Directive:
Say how many lines include the word "Google", using only a number.

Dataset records
+ + + +
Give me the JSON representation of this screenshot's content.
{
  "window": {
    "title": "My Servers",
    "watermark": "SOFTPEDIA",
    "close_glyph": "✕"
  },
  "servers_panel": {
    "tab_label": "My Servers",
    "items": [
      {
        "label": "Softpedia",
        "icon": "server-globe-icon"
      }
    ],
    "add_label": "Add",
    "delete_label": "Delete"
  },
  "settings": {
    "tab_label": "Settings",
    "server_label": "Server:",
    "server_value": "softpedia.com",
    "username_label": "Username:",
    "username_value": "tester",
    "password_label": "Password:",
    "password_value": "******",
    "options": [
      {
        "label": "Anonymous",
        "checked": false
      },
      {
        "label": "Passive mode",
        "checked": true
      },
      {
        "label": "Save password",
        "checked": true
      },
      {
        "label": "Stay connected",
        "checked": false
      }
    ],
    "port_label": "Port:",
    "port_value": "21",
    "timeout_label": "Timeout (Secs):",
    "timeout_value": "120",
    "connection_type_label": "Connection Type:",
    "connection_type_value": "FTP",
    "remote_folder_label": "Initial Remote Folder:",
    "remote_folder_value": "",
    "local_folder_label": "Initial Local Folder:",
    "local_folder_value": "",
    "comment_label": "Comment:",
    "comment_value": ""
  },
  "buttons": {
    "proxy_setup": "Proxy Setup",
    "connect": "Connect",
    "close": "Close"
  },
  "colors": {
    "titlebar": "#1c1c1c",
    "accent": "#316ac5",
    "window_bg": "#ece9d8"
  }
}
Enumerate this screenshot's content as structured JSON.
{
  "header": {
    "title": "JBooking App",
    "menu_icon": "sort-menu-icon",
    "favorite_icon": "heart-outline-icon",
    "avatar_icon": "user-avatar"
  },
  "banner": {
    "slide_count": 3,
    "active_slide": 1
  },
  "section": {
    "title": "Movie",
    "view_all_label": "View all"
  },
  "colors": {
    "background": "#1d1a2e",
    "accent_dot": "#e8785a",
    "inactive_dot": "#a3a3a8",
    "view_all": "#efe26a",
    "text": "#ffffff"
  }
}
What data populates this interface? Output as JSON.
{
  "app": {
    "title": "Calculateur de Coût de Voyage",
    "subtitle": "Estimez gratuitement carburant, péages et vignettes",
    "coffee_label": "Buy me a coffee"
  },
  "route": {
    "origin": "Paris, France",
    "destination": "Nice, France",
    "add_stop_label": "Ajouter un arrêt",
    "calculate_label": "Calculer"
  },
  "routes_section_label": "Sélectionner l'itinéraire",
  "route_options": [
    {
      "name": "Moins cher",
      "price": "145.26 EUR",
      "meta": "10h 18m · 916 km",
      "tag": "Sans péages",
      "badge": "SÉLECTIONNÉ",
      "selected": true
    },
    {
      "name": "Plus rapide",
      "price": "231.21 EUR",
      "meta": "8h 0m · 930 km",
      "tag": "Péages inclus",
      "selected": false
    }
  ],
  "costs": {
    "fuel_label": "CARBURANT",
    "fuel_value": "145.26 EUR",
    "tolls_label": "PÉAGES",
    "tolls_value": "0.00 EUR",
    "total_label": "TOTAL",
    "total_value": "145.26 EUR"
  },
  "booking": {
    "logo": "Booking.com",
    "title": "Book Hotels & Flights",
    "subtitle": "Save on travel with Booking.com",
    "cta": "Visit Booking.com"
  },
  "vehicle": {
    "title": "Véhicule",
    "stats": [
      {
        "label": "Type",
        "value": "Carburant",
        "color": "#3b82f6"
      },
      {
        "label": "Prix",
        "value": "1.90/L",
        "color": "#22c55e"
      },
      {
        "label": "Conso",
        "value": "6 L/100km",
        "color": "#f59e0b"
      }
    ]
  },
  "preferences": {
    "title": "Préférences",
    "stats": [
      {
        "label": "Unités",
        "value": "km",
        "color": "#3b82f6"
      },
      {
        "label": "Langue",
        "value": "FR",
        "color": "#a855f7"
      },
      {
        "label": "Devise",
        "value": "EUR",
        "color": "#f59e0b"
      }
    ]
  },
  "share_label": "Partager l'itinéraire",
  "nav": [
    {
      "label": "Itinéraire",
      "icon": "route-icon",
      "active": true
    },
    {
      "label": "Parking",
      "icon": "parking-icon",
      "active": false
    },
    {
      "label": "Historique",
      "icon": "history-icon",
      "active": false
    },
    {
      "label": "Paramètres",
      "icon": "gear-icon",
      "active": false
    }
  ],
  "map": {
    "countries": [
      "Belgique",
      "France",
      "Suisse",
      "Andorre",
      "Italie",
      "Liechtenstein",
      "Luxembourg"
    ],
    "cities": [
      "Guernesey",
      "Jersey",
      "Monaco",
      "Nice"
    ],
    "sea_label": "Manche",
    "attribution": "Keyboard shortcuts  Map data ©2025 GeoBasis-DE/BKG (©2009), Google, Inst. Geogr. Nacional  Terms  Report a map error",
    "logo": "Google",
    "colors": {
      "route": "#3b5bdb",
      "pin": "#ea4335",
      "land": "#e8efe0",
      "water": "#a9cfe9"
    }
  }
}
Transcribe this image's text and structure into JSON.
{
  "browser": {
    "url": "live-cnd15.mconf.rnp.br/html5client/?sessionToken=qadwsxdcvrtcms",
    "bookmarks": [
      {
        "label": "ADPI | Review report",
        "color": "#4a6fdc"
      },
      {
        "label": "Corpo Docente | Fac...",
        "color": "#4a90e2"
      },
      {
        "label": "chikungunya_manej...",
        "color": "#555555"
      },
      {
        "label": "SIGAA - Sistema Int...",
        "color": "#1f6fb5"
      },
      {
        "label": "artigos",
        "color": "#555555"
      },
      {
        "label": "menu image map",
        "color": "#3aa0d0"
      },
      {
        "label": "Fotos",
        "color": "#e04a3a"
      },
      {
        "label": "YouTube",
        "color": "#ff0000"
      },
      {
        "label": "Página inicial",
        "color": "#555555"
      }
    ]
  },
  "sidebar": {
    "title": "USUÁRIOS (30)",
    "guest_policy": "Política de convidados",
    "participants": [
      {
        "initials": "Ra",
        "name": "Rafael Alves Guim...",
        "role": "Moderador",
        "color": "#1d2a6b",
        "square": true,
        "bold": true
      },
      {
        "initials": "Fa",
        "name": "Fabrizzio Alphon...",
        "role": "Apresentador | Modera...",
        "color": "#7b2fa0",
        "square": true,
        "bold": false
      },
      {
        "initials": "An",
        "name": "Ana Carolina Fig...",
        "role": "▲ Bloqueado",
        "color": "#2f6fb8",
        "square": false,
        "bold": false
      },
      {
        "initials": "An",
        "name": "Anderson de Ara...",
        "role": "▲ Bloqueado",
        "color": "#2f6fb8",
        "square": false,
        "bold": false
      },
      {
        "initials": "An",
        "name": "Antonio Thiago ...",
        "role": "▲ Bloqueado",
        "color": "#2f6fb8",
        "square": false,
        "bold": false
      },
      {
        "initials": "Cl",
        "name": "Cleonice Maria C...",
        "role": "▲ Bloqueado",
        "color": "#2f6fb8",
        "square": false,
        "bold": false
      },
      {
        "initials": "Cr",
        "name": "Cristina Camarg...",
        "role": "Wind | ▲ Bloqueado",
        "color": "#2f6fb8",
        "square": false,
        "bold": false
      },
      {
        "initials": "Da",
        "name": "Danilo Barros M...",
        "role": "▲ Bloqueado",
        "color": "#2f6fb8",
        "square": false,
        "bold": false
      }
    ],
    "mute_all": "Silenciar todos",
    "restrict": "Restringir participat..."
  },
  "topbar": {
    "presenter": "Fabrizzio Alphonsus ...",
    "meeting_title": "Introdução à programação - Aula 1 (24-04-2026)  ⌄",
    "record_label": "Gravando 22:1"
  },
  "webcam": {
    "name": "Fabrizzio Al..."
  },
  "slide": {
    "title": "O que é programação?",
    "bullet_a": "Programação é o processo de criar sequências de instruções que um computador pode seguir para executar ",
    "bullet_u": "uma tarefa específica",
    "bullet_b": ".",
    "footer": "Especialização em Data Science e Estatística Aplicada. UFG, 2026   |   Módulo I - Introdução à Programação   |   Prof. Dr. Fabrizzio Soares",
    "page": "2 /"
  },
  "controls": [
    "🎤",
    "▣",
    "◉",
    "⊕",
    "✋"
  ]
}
+ + + +
Exercise solution:
2